* _Given instruction_
Rewrite the lines in each of the entries below as a JSON list of strings, one string per line, leaving out any blank lines.

* _Stored records_
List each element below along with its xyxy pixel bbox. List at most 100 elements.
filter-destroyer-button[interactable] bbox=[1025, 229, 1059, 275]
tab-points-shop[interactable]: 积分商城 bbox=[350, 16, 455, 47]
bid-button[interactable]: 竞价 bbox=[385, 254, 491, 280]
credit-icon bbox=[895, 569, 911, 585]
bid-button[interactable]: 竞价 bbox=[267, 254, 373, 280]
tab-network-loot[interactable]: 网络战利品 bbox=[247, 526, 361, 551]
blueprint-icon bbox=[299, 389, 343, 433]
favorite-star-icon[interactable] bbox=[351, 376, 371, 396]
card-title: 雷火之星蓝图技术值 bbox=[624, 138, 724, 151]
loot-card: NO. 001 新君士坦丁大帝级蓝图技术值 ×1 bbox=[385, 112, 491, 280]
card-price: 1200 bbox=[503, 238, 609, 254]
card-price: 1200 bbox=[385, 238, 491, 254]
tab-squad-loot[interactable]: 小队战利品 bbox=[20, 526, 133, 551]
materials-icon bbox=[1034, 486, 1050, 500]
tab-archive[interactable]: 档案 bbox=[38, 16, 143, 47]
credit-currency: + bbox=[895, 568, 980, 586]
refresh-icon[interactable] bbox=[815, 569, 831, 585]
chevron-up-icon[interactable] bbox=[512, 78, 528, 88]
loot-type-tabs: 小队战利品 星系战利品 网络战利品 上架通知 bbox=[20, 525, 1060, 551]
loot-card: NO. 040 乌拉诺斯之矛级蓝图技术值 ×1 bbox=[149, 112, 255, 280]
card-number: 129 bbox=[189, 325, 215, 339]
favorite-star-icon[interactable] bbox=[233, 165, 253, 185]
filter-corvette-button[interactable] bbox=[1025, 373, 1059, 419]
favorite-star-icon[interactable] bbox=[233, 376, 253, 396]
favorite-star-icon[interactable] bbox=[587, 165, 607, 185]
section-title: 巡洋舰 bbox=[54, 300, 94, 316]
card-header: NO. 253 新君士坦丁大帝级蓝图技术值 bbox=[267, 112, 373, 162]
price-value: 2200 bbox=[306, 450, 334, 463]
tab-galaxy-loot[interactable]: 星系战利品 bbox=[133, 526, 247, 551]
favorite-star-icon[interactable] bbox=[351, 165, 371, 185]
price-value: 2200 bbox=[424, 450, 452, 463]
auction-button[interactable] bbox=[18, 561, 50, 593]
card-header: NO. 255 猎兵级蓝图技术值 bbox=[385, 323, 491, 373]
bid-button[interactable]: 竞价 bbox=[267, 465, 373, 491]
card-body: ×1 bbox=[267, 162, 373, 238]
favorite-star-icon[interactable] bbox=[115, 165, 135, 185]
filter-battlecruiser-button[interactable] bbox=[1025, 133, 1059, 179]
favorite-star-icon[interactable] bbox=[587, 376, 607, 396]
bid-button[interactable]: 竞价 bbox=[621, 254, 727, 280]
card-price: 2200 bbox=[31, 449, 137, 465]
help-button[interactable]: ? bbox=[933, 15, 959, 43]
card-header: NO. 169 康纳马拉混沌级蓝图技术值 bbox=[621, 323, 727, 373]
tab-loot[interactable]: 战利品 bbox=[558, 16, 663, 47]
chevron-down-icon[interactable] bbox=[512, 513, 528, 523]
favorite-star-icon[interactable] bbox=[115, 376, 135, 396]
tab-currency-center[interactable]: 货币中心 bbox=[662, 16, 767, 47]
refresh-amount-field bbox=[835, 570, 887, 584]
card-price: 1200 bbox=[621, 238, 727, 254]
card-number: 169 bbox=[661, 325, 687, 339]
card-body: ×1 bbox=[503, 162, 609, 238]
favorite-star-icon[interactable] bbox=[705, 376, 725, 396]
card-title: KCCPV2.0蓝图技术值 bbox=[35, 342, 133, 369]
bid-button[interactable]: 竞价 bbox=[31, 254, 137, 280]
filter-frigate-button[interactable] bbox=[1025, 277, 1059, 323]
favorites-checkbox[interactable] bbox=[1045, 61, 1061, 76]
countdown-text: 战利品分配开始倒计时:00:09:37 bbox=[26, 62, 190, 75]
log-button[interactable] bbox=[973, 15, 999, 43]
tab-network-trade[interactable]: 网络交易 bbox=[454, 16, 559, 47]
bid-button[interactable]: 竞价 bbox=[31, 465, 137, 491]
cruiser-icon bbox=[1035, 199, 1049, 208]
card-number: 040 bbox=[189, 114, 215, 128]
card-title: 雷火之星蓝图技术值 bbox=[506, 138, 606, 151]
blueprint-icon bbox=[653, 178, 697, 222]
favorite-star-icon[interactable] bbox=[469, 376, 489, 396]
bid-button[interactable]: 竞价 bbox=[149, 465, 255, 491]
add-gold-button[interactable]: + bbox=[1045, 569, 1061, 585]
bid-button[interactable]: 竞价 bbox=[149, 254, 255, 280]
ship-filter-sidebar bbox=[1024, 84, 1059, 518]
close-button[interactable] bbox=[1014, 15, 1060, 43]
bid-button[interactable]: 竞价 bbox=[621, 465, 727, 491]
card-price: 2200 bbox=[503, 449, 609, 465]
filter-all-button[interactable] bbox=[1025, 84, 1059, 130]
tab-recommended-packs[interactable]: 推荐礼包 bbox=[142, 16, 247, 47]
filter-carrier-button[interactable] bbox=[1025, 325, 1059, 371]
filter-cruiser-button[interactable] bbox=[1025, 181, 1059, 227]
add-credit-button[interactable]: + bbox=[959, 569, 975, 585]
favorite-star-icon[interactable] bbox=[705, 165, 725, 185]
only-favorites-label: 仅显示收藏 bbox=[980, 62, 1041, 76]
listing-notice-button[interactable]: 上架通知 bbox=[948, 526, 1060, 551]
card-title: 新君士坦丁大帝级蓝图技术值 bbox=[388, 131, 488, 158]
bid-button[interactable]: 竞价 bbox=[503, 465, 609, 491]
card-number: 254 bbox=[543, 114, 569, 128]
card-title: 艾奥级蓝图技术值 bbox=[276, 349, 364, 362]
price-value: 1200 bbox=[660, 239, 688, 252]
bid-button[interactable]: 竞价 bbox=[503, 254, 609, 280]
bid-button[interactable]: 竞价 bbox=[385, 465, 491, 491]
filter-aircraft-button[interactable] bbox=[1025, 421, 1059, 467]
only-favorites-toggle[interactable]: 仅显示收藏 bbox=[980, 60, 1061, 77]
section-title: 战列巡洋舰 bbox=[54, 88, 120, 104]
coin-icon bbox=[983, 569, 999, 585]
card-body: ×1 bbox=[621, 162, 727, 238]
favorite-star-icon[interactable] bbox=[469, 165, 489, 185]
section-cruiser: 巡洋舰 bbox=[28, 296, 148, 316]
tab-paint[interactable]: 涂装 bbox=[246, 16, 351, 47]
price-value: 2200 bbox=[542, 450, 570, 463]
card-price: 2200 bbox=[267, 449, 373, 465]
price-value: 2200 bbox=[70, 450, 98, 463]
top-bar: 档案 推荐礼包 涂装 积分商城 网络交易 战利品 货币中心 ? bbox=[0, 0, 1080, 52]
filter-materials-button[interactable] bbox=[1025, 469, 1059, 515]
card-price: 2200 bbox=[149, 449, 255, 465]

* _Complete answer_
[
  "List each element below along with its xyxy pixel bbox. List at most 100 elements.",
  "filter-destroyer-button[interactable] bbox=[1025, 229, 1059, 275]",
  "tab-points-shop[interactable]: 积分商城 bbox=[350, 16, 455, 47]",
  "bid-button[interactable]: 竞价 bbox=[385, 254, 491, 280]",
  "credit-icon bbox=[895, 569, 911, 585]",
  "bid-button[interactable]: 竞价 bbox=[267, 254, 373, 280]",
  "tab-network-loot[interactable]: 网络战利品 bbox=[247, 526, 361, 551]",
  "blueprint-icon bbox=[299, 389, 343, 433]",
  "favorite-star-icon[interactable] bbox=[351, 376, 371, 396]",
  "card-title: 雷火之星蓝图技术值 bbox=[624, 138, 724, 151]",
  "loot-card: NO. 001 新君士坦丁大帝级蓝图技术值 ×1 bbox=[385, 112, 491, 280]",
  "card-price: 1200 bbox=[503, 238, 609, 254]",
  "card-price: 1200 bbox=[385, 238, 491, 254]",
  "tab-squad-loot[interactable]: 小队战利品 bbox=[20, 526, 133, 551]",
  "materials-icon bbox=[1034, 486, 1050, 500]",
  "tab-archive[interactable]: 档案 bbox=[38, 16, 143, 47]",
  "credit-currency: + bbox=[895, 568, 980, 586]",
  "refresh-icon[interactable] bbox=[815, 569, 831, 585]",
  "chevron-up-icon[interactable] bbox=[512, 78, 528, 88]",
  "loot-type-tabs: 小队战利品 星系战利品 网络战利品 上架通知 bbox=[20, 525, 1060, 551]",
  "loot-card: NO. 040 乌拉诺斯之矛级蓝图技术值 ×1 bbox=[149, 112, 255, 280]",
  "card-number: 129 bbox=[189, 325, 215, 339]",
  "favorite-star-icon[interactable] bbox=[233, 165, 253, 185]",
  "filter-corvette-button[interactable] bbox=[1025, 373, 1059, 419]",
  "favorite-star-icon[interactable] bbox=[233, 376, 253, 396]",
  "favorite-star-icon[interactable] bbox=[587, 165, 607, 185]",
  "section-title: 巡洋舰 bbox=[54, 300, 94, 316]",
  "card-header: NO. 253 新君士坦丁大帝级蓝图技术值 bbox=[267, 112, 373, 162]",
  "price-value: 2200 bbox=[306, 450, 334, 463]",
  "tab-galaxy-loot[interactable]: 星系战利品 bbox=[133, 526, 247, 551]",
  "favorite-star-icon[interactable] bbox=[351, 165, 371, 185]",
  "price-value: 2200 bbox=[424, 450, 452, 463]",
  "auction-button[interactable] bbox=[18, 561, 50, 593]",
  "card-header: NO. 255 猎兵级蓝图技术值 bbox=[385, 323, 491, 373]",
  "bid-button[interactable]: 竞价 bbox=[267, 465, 373, 491]",
  "card-body: ×1 bbox=[267, 162, 373, 238]",
  "favorite-star-icon[interactable] bbox=[115, 165, 135, 185]",
  "filter-battlecruiser-button[interactable] bbox=[1025, 133, 1059, 179]",
  "favorite-star-icon[interactable] bbox=[587, 376, 607, 396]",
  "bid-button[interactable]: 竞价 bbox=[621, 254, 727, 280]",
  "card-price: 2200 bbox=[31, 449, 137, 465]",
  "help-button[interactable]: ? bbox=[933, 15, 959, 43]",
  "card-header: NO. 169 康纳马拉混沌级蓝图技术值 bbox=[621, 323, 727, 373]",
  "tab-loot[interactable]: 战利品 bbox=[558, 16, 663, 47]",
  "chevron-down-icon[interactable] bbox=[512, 513, 528, 523]",
  "favorite-star-icon[interactable] bbox=[115, 376, 135, 396]",
  "tab-currency-center[interactable]: 货币中心 bbox=[662, 16, 767, 47]",
  "refresh-amount-field bbox=[835, 570, 887, 584]",
  "card-price: 1200 bbox=[621, 238, 727, 254]",
  "card-number: 169 bbox=[661, 325, 687, 339]",
  "card-body: ×1 bbox=[503, 162, 609, 238]",
  "favorite-star-icon[interactable] bbox=[705, 376, 725, 396]",
  "card-title: KCCPV2.0蓝图技术值 bbox=[35, 342, 133, 369]",
  "bid-button[interactable]: 竞价 bbox=[31, 254, 137, 280]",
  "filter-frigate-button[interactable] bbox=[1025, 277, 1059, 323]",
  "favorites-checkbox[interactable] bbox=[1045, 61, 1061, 76]",
  "countdown-text: 战利品分配开始倒计时:00:09:37 bbox=[26, 62, 190, 75]",
  "log-button[interactable] bbox=[973, 15, 999, 43]",
  "tab-network-trade[interactable]: 网络交易 bbox=[454, 16, 559, 47]",
  "bid-button[interactable]: 竞价 bbox=[31, 465, 137, 491]",
  "cruiser-icon bbox=[1035, 199, 1049, 208]",
  "card-number: 040 bbox=[189, 114, 215, 128]",
  "card-title: 雷火之星蓝图技术值 bbox=[506, 138, 606, 151]",
  "blueprint-icon bbox=[653, 178, 697, 222]",
  "favorite-star-icon[interactable] bbox=[469, 376, 489, 396]",
  "bid-button[interactable]: 竞价 bbox=[149, 465, 255, 491]",
  "add-gold-button[interactable]: + bbox=[1045, 569, 1061, 585]",
  "bid-button[interactable]: 竞价 bbox=[149, 254, 255, 280]",
  "ship-filter-sidebar bbox=[1024, 84, 1059, 518]",
  "close-button[interactable] bbox=[1014, 15, 1060, 43]",
  "bid-button[interactable]: 竞价 bbox=[621, 465, 727, 491]",
  "card-price: 2200 bbox=[503, 449, 609, 465]",
  "filter-all-button[interactable] bbox=[1025, 84, 1059, 130]",
  "tab-recommended-packs[interactable]: 推荐礼包 bbox=[142, 16, 247, 47]",
  "filter-carrier-button[interactable] bbox=[1025, 325, 1059, 371]",
  "filter-cruiser-button[interactable] bbox=[1025, 181, 1059, 227]",
  "add-credit-button[interactable]: + bbox=[959, 569, 975, 585]",
  "favorite-star-icon[interactable] bbox=[705, 165, 725, 185]",
  "only-favorites-label: 仅显示收藏 bbox=[980, 62, 1041, 76]",
  "listing-notice-button[interactable]: 上架通知 bbox=[948, 526, 1060, 551]",
  "card-title: 新君士坦丁大帝级蓝图技术值 bbox=[388, 131, 488, 158]",
  "bid-button[interactable]: 竞价 bbox=[503, 465, 609, 491]",
  "card-number: 254 bbox=[543, 114, 569, 128]",
  "card-title: 艾奥级蓝图技术值 bbox=[276, 349, 364, 362]",
  "price-value: 1200 bbox=[660, 239, 688, 252]",
  "bid-button[interactable]: 竞价 bbox=[503, 254, 609, 280]",
  "bid-button[interactable]: 竞价 bbox=[385, 465, 491, 491]",
  "filter-aircraft-button[interactable] bbox=[1025, 421, 1059, 467]",
  "only-favorites-toggle[interactable]: 仅显示收藏 bbox=[980, 60, 1061, 77]",
  "section-title: 战列巡洋舰 bbox=[54, 88, 120, 104]",
  "coin-icon bbox=[983, 569, 999, 585]",
  "card-body: ×1 bbox=[621, 162, 727, 238]",
  "favorite-star-icon[interactable] bbox=[469, 165, 489, 185]",
  "section-cruiser: 巡洋舰 bbox=[28, 296, 148, 316]",
  "tab-paint[interactable]: 涂装 bbox=[246, 16, 351, 47]",
  "price-value: 2200 bbox=[542, 450, 570, 463]",
  "card-price: 2200 bbox=[267, 449, 373, 465]",
  "price-value: 2200 bbox=[70, 450, 98, 463]",
  "top-bar: 档案 推荐礼包 涂装 积分商城 网络交易 战利品 货币中心 ? bbox=[0, 0, 1080, 52]",
  "filter-materials-button[interactable] bbox=[1025, 469, 1059, 515]",
  "card-price: 2200 bbox=[149, 449, 255, 465]"
]